Box coordinate listings

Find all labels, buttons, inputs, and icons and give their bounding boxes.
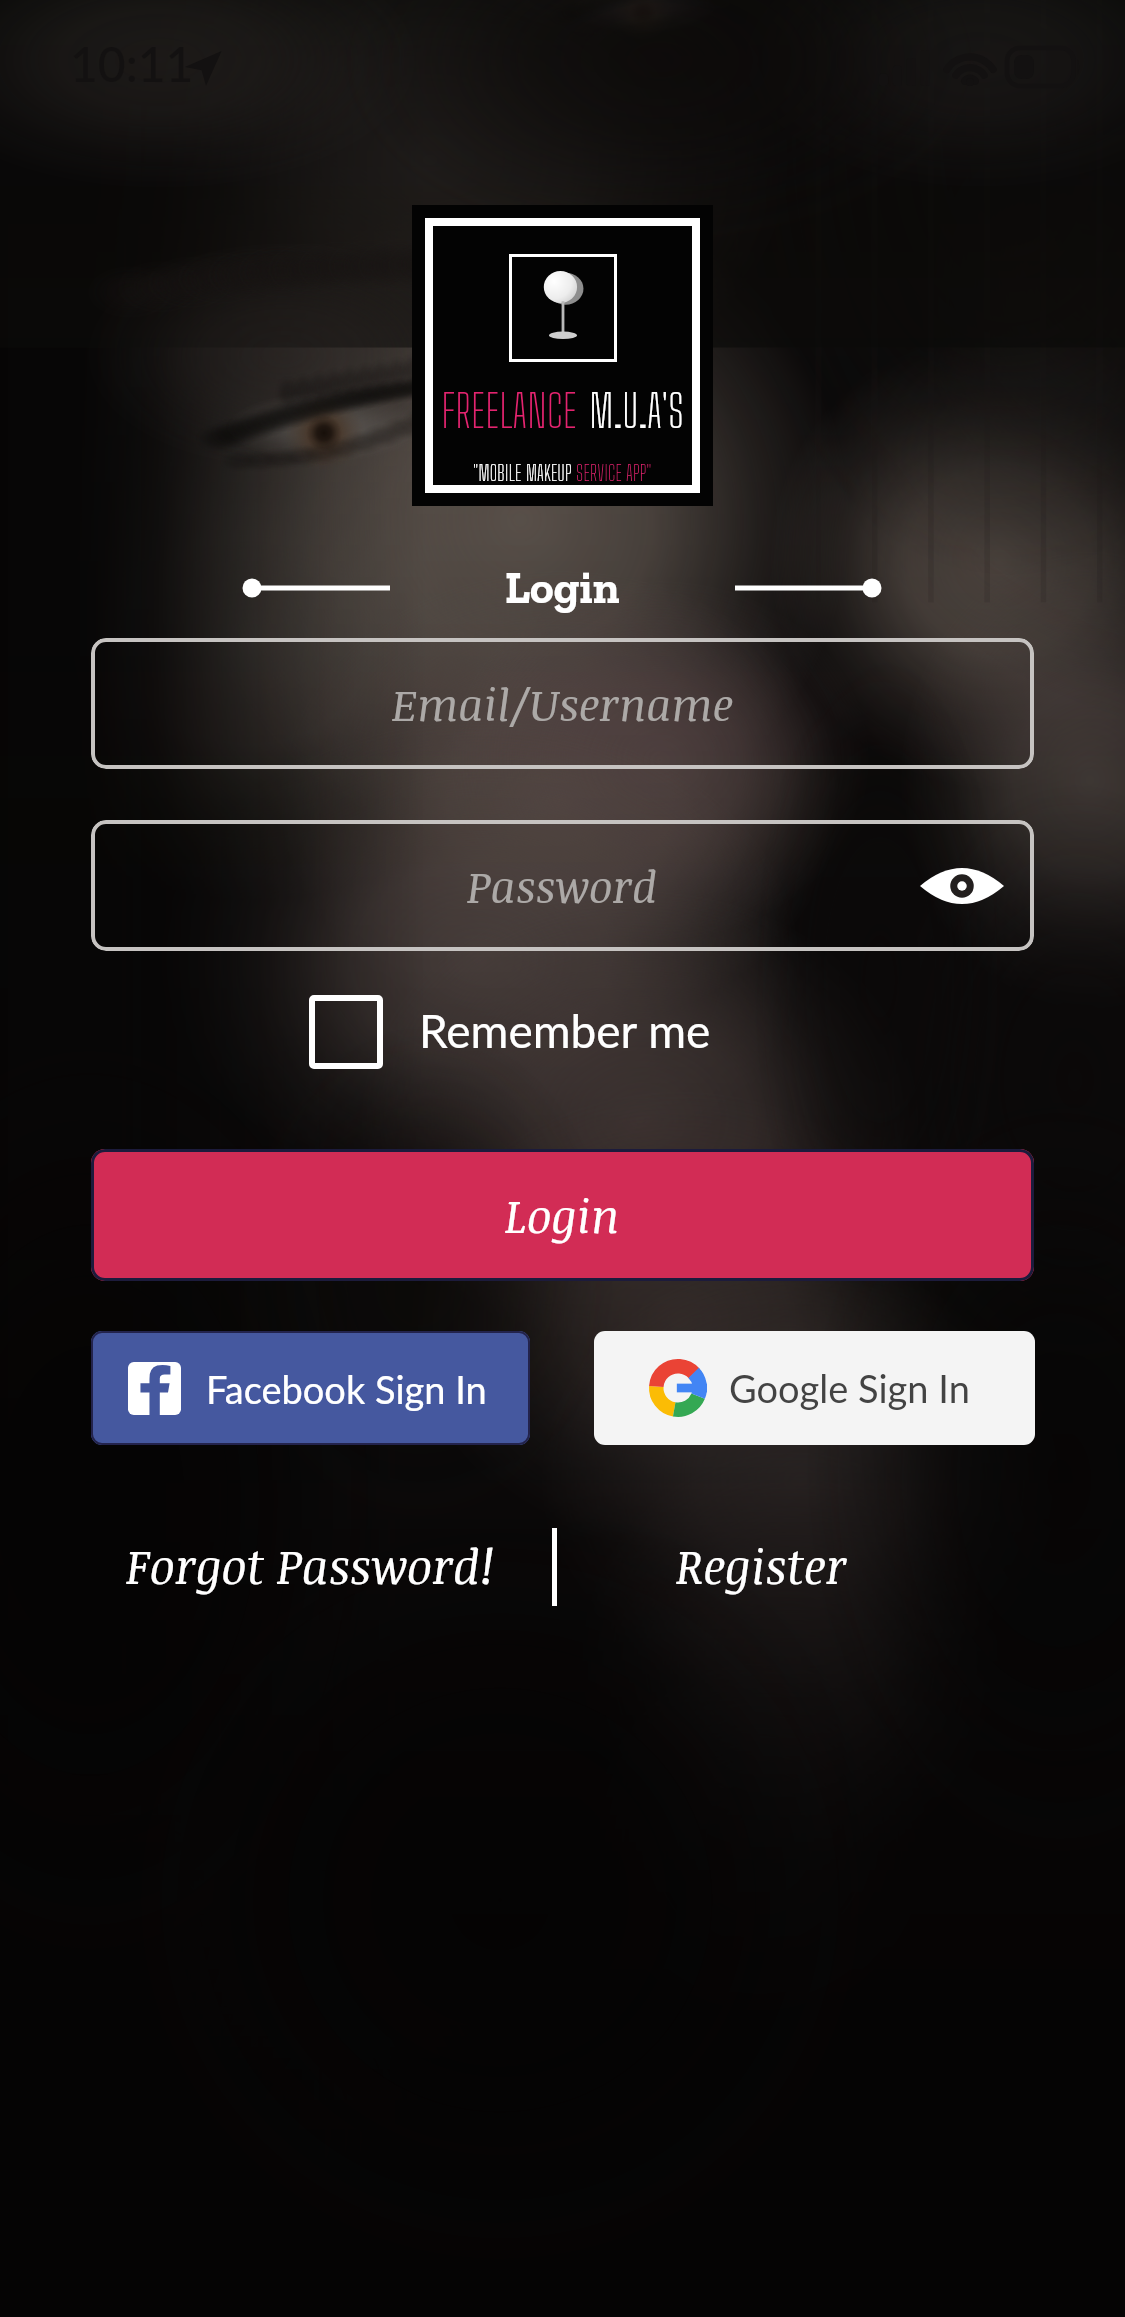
staticText: FREELANCE (441, 384, 577, 438)
staticText: SERVICE APP" (576, 460, 652, 485)
button[interactable]: Facebook Sign In (91, 1331, 530, 1445)
staticText: Login (505, 1184, 620, 1247)
staticText: Forgot Password! (126, 1533, 495, 1597)
button[interactable]: Forgot Password! (126, 1525, 496, 1605)
staticText: Register (676, 1533, 847, 1597)
staticText: Google Sign In (729, 1365, 970, 1411)
button[interactable]: Register (676, 1525, 866, 1605)
button[interactable]: Password (91, 820, 1034, 951)
staticText: Email/Username (392, 674, 733, 734)
button[interactable]: Remember me (309, 986, 759, 1074)
staticText: Remember me (419, 1003, 711, 1058)
staticText: M.U.A'S (589, 384, 684, 438)
button[interactable]: Email/Username (91, 638, 1034, 769)
button[interactable]: Google Sign In (594, 1331, 1035, 1445)
staticText: "MOBILE MAKEUP (473, 460, 576, 485)
button[interactable]: Show password (910, 838, 1014, 934)
staticText: Password (467, 856, 658, 916)
button[interactable]: Login (91, 1149, 1034, 1281)
staticText: Login (505, 561, 620, 615)
staticText: Facebook Sign In (206, 1366, 487, 1412)
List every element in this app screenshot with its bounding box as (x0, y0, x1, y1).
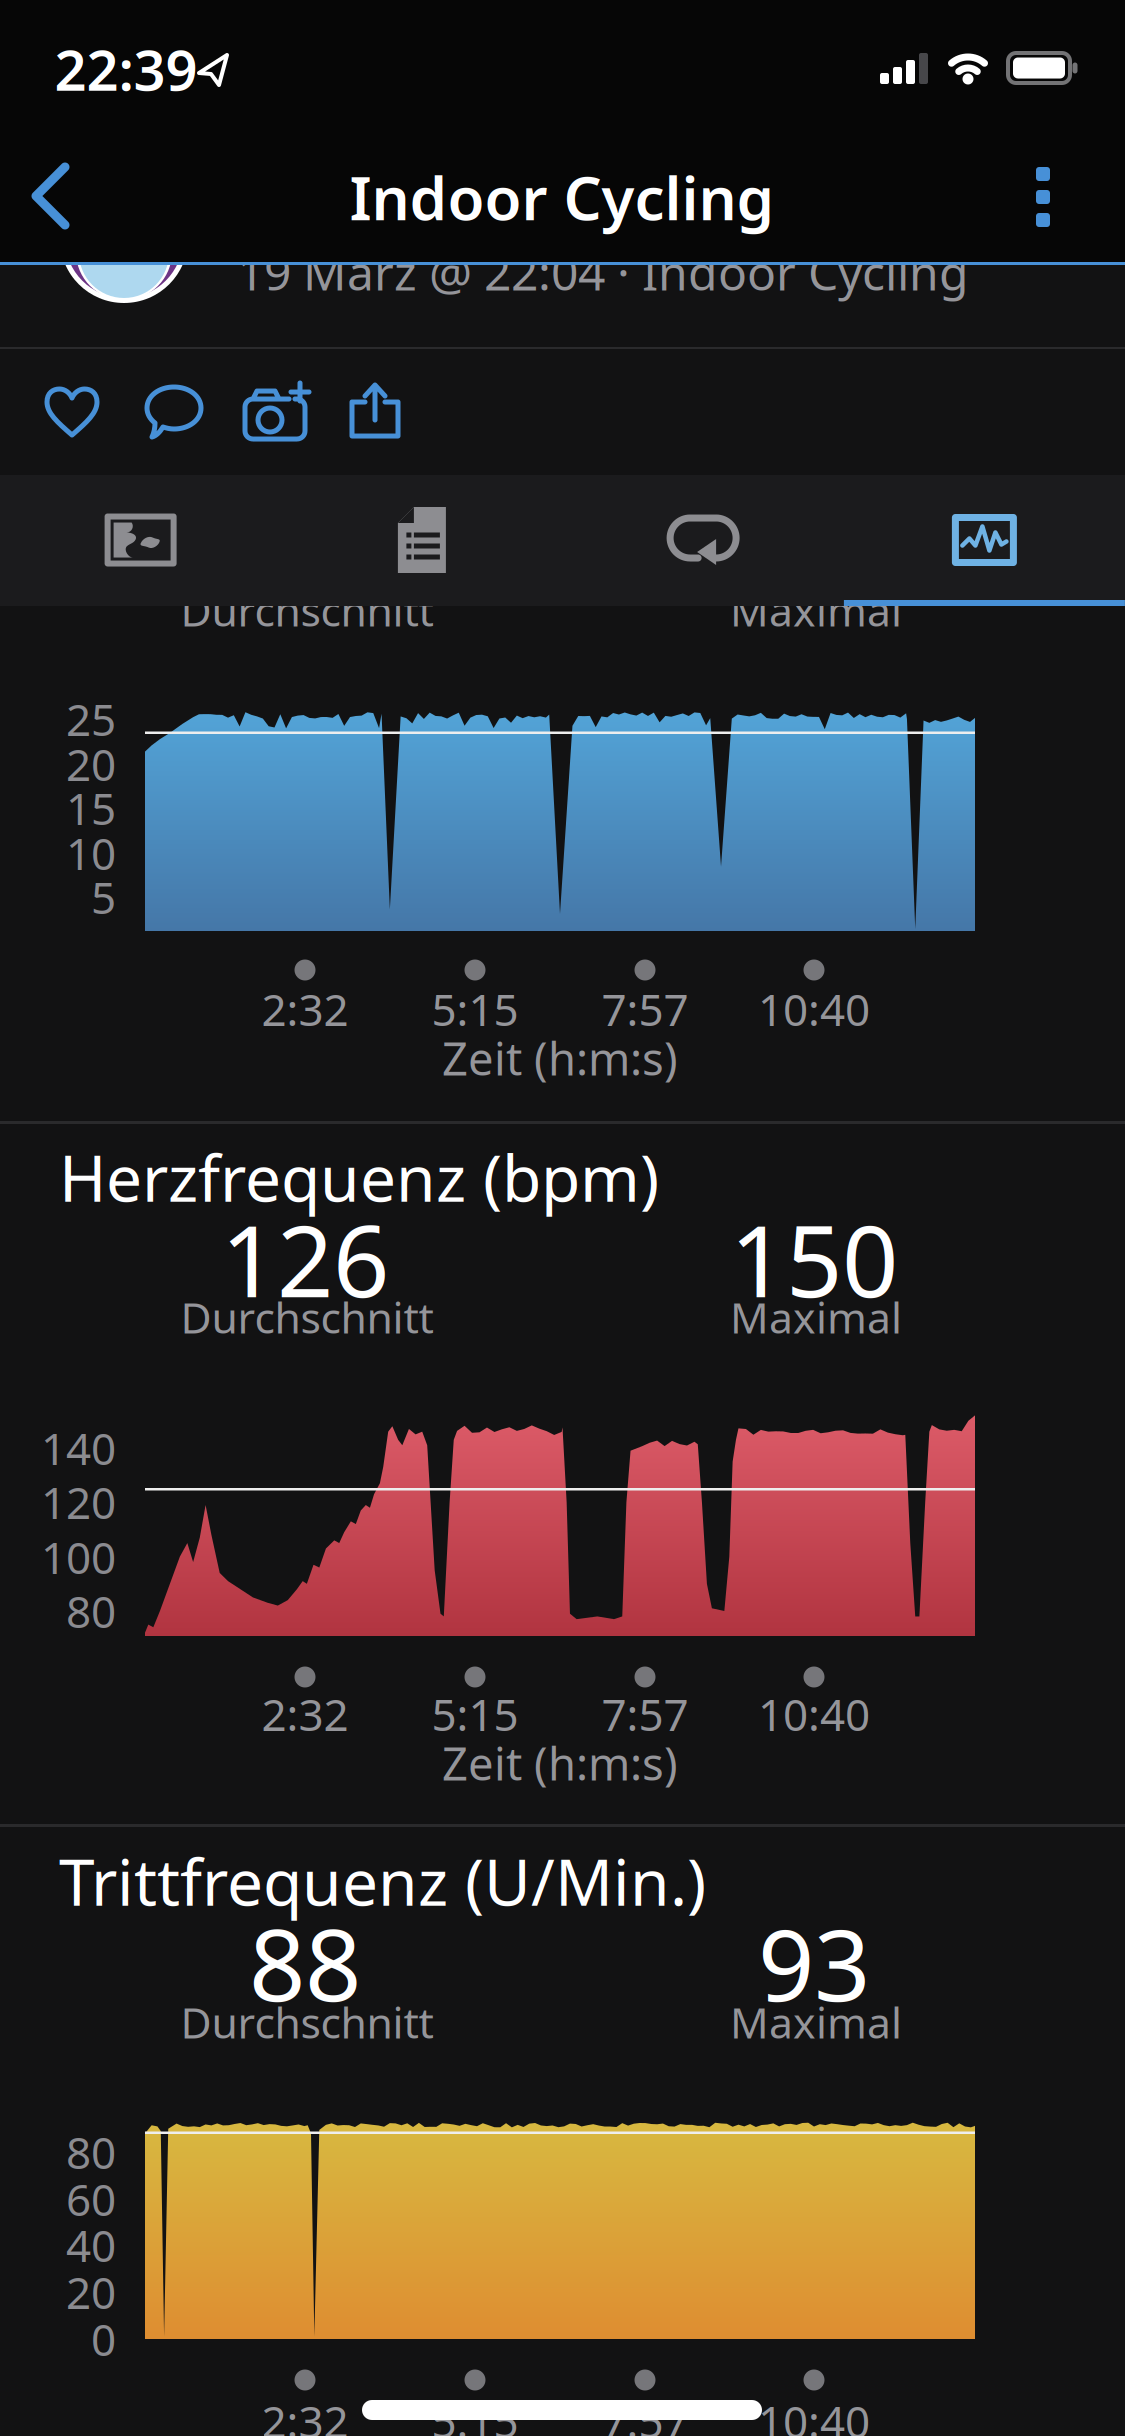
staticText: 5:15 (432, 2392, 518, 2436)
button[interactable]: Diagramme (844, 474, 1125, 606)
staticText: 80 (66, 1582, 116, 1640)
staticText: 7:57 (602, 2392, 688, 2436)
staticText: 20 (66, 735, 116, 793)
button[interactable]: Teilen (330, 366, 420, 456)
staticText: 10:40 (758, 1685, 870, 1743)
staticText: 126 (221, 1194, 389, 1324)
staticText: 22:39 (54, 32, 198, 106)
staticText: Trittfrequenz (U/Min.) (59, 1838, 706, 1924)
staticText: 93 (758, 1898, 870, 2028)
staticText: 25 (66, 690, 116, 748)
staticText: 88 (249, 1898, 361, 2028)
staticText: 5:15 (432, 980, 518, 1038)
staticText: 140 (41, 1419, 116, 1477)
staticText: Herzfrequenz (bpm) (59, 1134, 659, 1220)
staticText: 7:57 (602, 980, 688, 1038)
staticText: 100 (41, 1528, 116, 1586)
staticText: 5:15 (432, 1685, 518, 1743)
staticText: 10:40 (758, 980, 870, 1038)
button[interactable]: Gefällt mir (27, 367, 117, 457)
staticText: Zeit (h:m:s) (442, 1028, 678, 1088)
button[interactable]: Zurück (4, 137, 100, 257)
staticText: 19 März @ 22:04 · Indoor Cycling (237, 240, 969, 304)
staticText: Durchschnitt (180, 582, 434, 638)
button[interactable]: Details (281, 474, 562, 606)
staticText: 120 (41, 1473, 116, 1531)
staticText: Indoor Cycling (350, 157, 774, 237)
staticText: 60 (66, 2170, 116, 2228)
button[interactable]: Intervalle (563, 474, 844, 606)
staticText: 20 (66, 2263, 116, 2321)
staticText: Durchschnitt (180, 1289, 434, 1345)
staticText: 7:57 (602, 1685, 688, 1743)
staticText: 10:40 (758, 2392, 870, 2436)
staticText: 2:32 (262, 2392, 348, 2436)
staticText: 40 (66, 2216, 116, 2274)
staticText: 0 (91, 2310, 116, 2368)
button[interactable]: Kommentieren (130, 367, 220, 457)
staticText: 80 (66, 2123, 116, 2181)
staticText: 2:32 (262, 1685, 348, 1743)
button[interactable]: Foto hinzufügen (230, 367, 326, 457)
staticText: Zeit (h:m:s) (442, 1733, 678, 1793)
staticText: 15 (66, 779, 116, 837)
staticText: Maximal (730, 582, 902, 638)
staticText: Durchschnitt (180, 1994, 434, 2050)
staticText: 150 (730, 1194, 898, 1324)
staticText: Maximal (730, 1289, 902, 1345)
button[interactable]: Mehr (1008, 152, 1078, 242)
button[interactable]: Karte (0, 474, 281, 606)
staticText: Maximal (730, 1994, 902, 2050)
staticText: 10 (66, 824, 116, 882)
staticText: 5 (91, 868, 116, 926)
staticText: 2:32 (262, 980, 348, 1038)
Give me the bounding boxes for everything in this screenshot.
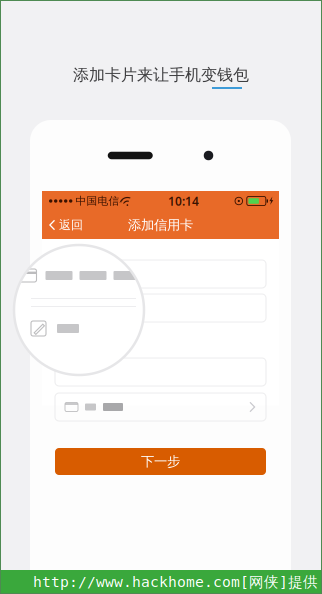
staticText: 返回 — [59, 218, 83, 232]
staticText: 10:14 — [168, 193, 199, 209]
staticText: http://www.hackhome.com[网侠]提供 — [33, 573, 318, 591]
staticText: 下一步 — [141, 453, 180, 470]
button[interactable] — [55, 393, 266, 421]
button[interactable]: 返回 — [42, 211, 90, 239]
button[interactable]: 下一步 — [55, 448, 266, 475]
staticText: 中国电信 — [75, 194, 119, 208]
staticText: 添加信用卡 — [128, 217, 193, 233]
staticText: 添加卡片来让手机变钱包 — [73, 65, 249, 85]
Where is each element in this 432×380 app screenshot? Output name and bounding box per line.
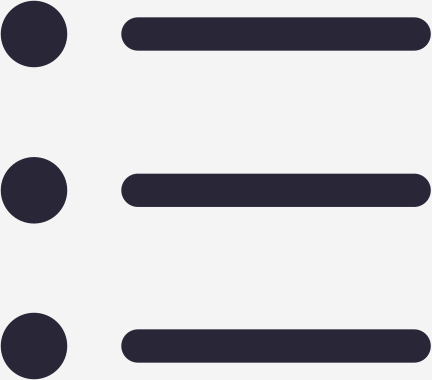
button[interactable]: List item 3: [0, 313, 432, 379]
button[interactable]: List item 1: [0, 1, 432, 67]
button[interactable]: List item 2: [0, 157, 432, 224]
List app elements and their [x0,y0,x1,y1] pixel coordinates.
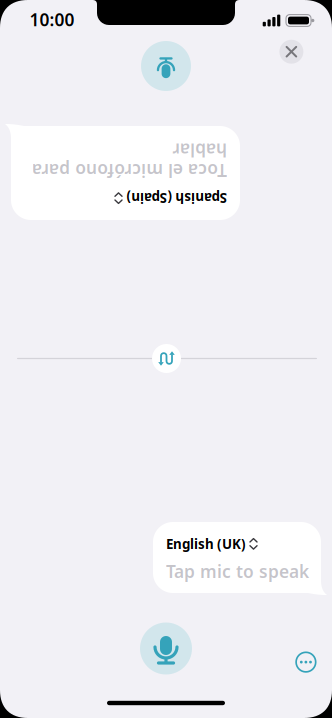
staticText: Toca el micrófono para [24,164,219,187]
staticText: English (UK) [166,535,246,553]
staticText: Tap mic to speak [166,560,309,583]
button[interactable]: Close [279,40,303,64]
button[interactable]: Tap mic to speak [140,622,192,674]
staticText: 10:00 [30,8,74,31]
button[interactable]: Tap to speak Spanish [141,41,191,91]
button[interactable]: Switch languages [152,344,181,373]
button[interactable]: More options [296,652,316,672]
button[interactable]: English (UK) [166,535,257,553]
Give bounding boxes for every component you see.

WRITTEN EXERCISE ::
Reproduce every line of the entries above verbatim, omitting the pictures.

REPLY ::
Find all labels, buttons, inputs, and icons and give their bounding boxes.
staticText: FREELANCE (441, 384, 577, 438)
staticText: SERVICE APP" (576, 460, 652, 485)
button[interactable]: Facebook Sign In (91, 1331, 530, 1445)
staticText: Login (505, 1184, 620, 1247)
staticText: Forgot Password! (126, 1533, 495, 1597)
button[interactable]: Forgot Password! (126, 1525, 496, 1605)
staticText: Register (676, 1533, 847, 1597)
staticText: Google Sign In (729, 1365, 970, 1411)
button[interactable]: Register (676, 1525, 866, 1605)
button[interactable]: Password (91, 820, 1034, 951)
staticText: Email/Username (392, 674, 733, 734)
button[interactable]: Remember me (309, 986, 759, 1074)
staticText: Remember me (419, 1003, 711, 1058)
staticText: M.U.A'S (589, 384, 684, 438)
button[interactable]: Email/Username (91, 638, 1034, 769)
button[interactable]: Google Sign In (594, 1331, 1035, 1445)
staticText: "MOBILE MAKEUP (473, 460, 576, 485)
button[interactable]: Show password (910, 838, 1014, 934)
staticText: Password (467, 856, 658, 916)
button[interactable]: Login (91, 1149, 1034, 1281)
staticText: Login (505, 561, 620, 615)
staticText: Facebook Sign In (206, 1366, 487, 1412)
List every element in this app screenshot with its bounding box as (x0, y0, x1, y1).
staticText: 5:15 (432, 2392, 518, 2436)
button[interactable]: Diagramme (844, 474, 1125, 606)
staticText: 80 (66, 1582, 116, 1640)
staticText: 7:57 (602, 2392, 688, 2436)
staticText: 20 (66, 735, 116, 793)
button[interactable]: Teilen (330, 366, 420, 456)
staticText: 10:40 (758, 1685, 870, 1743)
staticText: 126 (221, 1194, 389, 1324)
staticText: 22:39 (54, 32, 198, 106)
staticText: Trittfrequenz (U/Min.) (59, 1838, 706, 1924)
staticText: 93 (758, 1898, 870, 2028)
staticText: 25 (66, 690, 116, 748)
staticText: 88 (249, 1898, 361, 2028)
staticText: 5:15 (432, 980, 518, 1038)
staticText: 140 (41, 1419, 116, 1477)
staticText: Herzfrequenz (bpm) (59, 1134, 659, 1220)
staticText: 7:57 (602, 980, 688, 1038)
staticText: 100 (41, 1528, 116, 1586)
staticText: 5:15 (432, 1685, 518, 1743)
staticText: 10:40 (758, 980, 870, 1038)
button[interactable]: Gefällt mir (27, 367, 117, 457)
staticText: Zeit (h:m:s) (442, 1028, 678, 1088)
button[interactable]: Zurück (4, 137, 100, 257)
staticText: 19 März @ 22:04 · Indoor Cycling (237, 240, 969, 304)
staticText: Durchschnitt (180, 582, 434, 638)
button[interactable]: Details (281, 474, 562, 606)
staticText: 120 (41, 1473, 116, 1531)
staticText: Indoor Cycling (350, 157, 774, 237)
staticText: 60 (66, 2170, 116, 2228)
button[interactable]: Intervalle (563, 474, 844, 606)
staticText: 20 (66, 2263, 116, 2321)
staticText: Durchschnitt (180, 1289, 434, 1345)
staticText: 7:57 (602, 1685, 688, 1743)
staticText: 10:40 (758, 2392, 870, 2436)
staticText: 2:32 (262, 2392, 348, 2436)
staticText: 40 (66, 2216, 116, 2274)
staticText: 0 (91, 2310, 116, 2368)
button[interactable]: Kommentieren (130, 367, 220, 457)
staticText: 80 (66, 2123, 116, 2181)
staticText: 2:32 (262, 1685, 348, 1743)
button[interactable]: Foto hinzufügen (230, 367, 326, 457)
staticText: Zeit (h:m:s) (442, 1733, 678, 1793)
staticText: 15 (66, 779, 116, 837)
staticText: Maximal (730, 582, 902, 638)
staticText: Durchschnitt (180, 1994, 434, 2050)
staticText: 150 (730, 1194, 898, 1324)
staticText: Maximal (730, 1289, 902, 1345)
button[interactable]: Mehr (1008, 152, 1078, 242)
button[interactable]: Karte (0, 474, 281, 606)
staticText: Maximal (730, 1994, 902, 2050)
staticText: 10 (66, 824, 116, 882)
staticText: 5 (91, 868, 116, 926)
staticText: 2:32 (262, 980, 348, 1038)
Give me the bounding boxes for everything in this screenshot.
staticText: 返回 — [59, 218, 83, 232]
staticText: 10:14 — [168, 193, 199, 209]
staticText: http://www.hackhome.com[网侠]提供 — [33, 573, 318, 591]
staticText: 下一步 — [141, 453, 180, 470]
button[interactable] — [55, 393, 266, 421]
button[interactable]: 返回 — [42, 211, 90, 239]
button[interactable]: 下一步 — [55, 448, 266, 475]
staticText: 中国电信 — [75, 194, 119, 208]
staticText: 添加信用卡 — [128, 217, 193, 233]
staticText: 添加卡片来让手机变钱包 — [73, 65, 249, 85]
Where is each element in this 432×380 app screenshot? Output name and bounding box per line.
button[interactable]: List item 3: [0, 313, 432, 379]
button[interactable]: List item 1: [0, 1, 432, 67]
button[interactable]: List item 2: [0, 157, 432, 224]
List app elements and their [x0,y0,x1,y1] pixel coordinates.
staticText: Toca el micrófono para [24,164,219,187]
staticText: English (UK) [166,535,246,553]
staticText: Tap mic to speak [166,560,309,583]
button[interactable]: Close [279,40,303,64]
button[interactable]: Tap mic to speak [140,622,192,674]
staticText: 10:00 [30,8,74,31]
button[interactable]: Tap to speak Spanish [141,41,191,91]
button[interactable]: Switch languages [152,344,181,373]
button[interactable]: More options [296,652,316,672]
button[interactable]: English (UK) [166,535,257,553]
Give bounding boxes for every component you see.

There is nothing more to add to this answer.